• [EXCERPTED DATA]:
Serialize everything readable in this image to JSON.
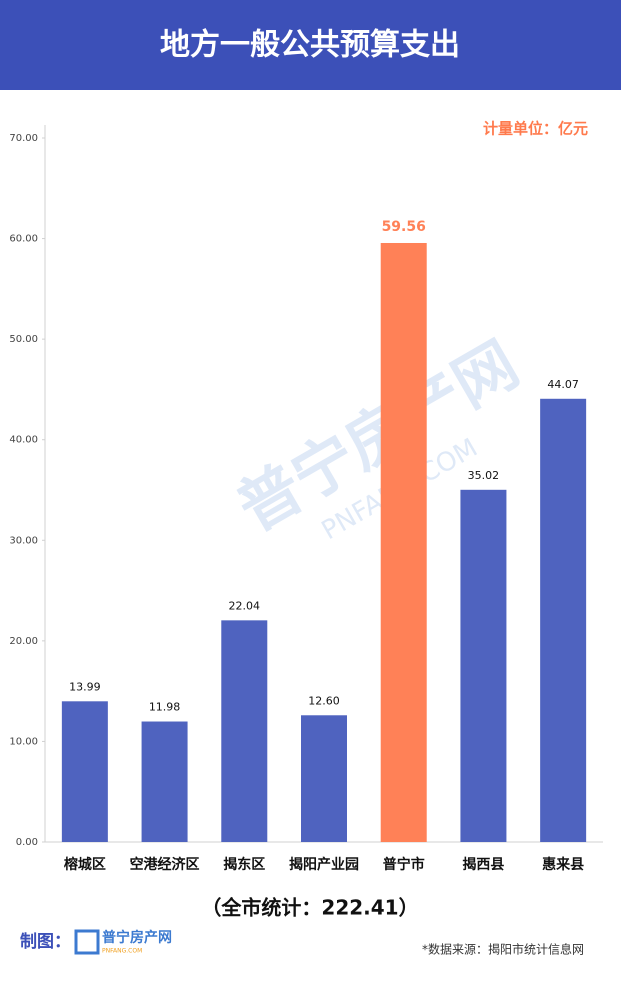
{
  "chart_data": {
    "type": "bar",
    "title": "地方一般公共预算支出",
    "unit_label": "计量单位：亿元",
    "categories": [
      "榕城区",
      "空港经济区",
      "揭东区",
      "揭阳产业园",
      "普宁市",
      "揭西县",
      "惠来县"
    ],
    "values": [
      13.99,
      11.98,
      22.04,
      12.6,
      59.56,
      35.02,
      44.07
    ],
    "value_labels": [
      "13.99",
      "11.98",
      "22.04",
      "12.60",
      "59.56",
      "35.02",
      "44.07"
    ],
    "color": "#4f63bf",
    "colors": [
      "#4f63bf",
      "#4f63bf",
      "#4f63bf",
      "#4f63bf",
      "#ff8157",
      "#4f63bf",
      "#4f63bf"
    ],
    "ylim": [
      0,
      70
    ],
    "yticks": [
      {
        "value": 0,
        "label": "0.00"
      },
      {
        "value": 10,
        "label": "10.00"
      },
      {
        "value": 20,
        "label": "20.00"
      },
      {
        "value": 30,
        "label": "30.00"
      },
      {
        "value": 40,
        "label": "40.00"
      },
      {
        "value": 50,
        "label": "50.00"
      },
      {
        "value": 60,
        "label": "60.00"
      },
      {
        "value": 70,
        "label": "70.00"
      }
    ],
    "grid": false,
    "total": "（全市统计：222.41）",
    "credit_label": "制图：",
    "logo_text": "普宁房产网",
    "logo_sub": "PNFANG.COM",
    "source": "*数据来源：揭阳市统计信息网"
  }
}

• [GIVEN PROBLEM]:
Set down the records in full and exactly. Do not carry over any image.

• [OUTPUT]:
Serialize everything readable in this image to JSON.
{
  "chart_data": {
    "type": "bar",
    "title": "地方一般公共预算支出",
    "unit_label": "计量单位：亿元",
    "categories": [
      "榕城区",
      "空港经济区",
      "揭东区",
      "揭阳产业园",
      "普宁市",
      "揭西县",
      "惠来县"
    ],
    "values": [
      13.99,
      11.98,
      22.04,
      12.6,
      59.56,
      35.02,
      44.07
    ],
    "value_labels": [
      "13.99",
      "11.98",
      "22.04",
      "12.60",
      "59.56",
      "35.02",
      "44.07"
    ],
    "color": "#4f63bf",
    "colors": [
      "#4f63bf",
      "#4f63bf",
      "#4f63bf",
      "#4f63bf",
      "#ff8157",
      "#4f63bf",
      "#4f63bf"
    ],
    "ylim": [
      0,
      70
    ],
    "yticks": [
      {
        "value": 0,
        "label": "0.00"
      },
      {
        "value": 10,
        "label": "10.00"
      },
      {
        "value": 20,
        "label": "20.00"
      },
      {
        "value": 30,
        "label": "30.00"
      },
      {
        "value": 40,
        "label": "40.00"
      },
      {
        "value": 50,
        "label": "50.00"
      },
      {
        "value": 60,
        "label": "60.00"
      },
      {
        "value": 70,
        "label": "70.00"
      }
    ],
    "grid": false,
    "total": "（全市统计：222.41）",
    "credit_label": "制图：",
    "logo_text": "普宁房产网",
    "logo_sub": "PNFANG.COM",
    "source": "*数据来源：揭阳市统计信息网"
  }
}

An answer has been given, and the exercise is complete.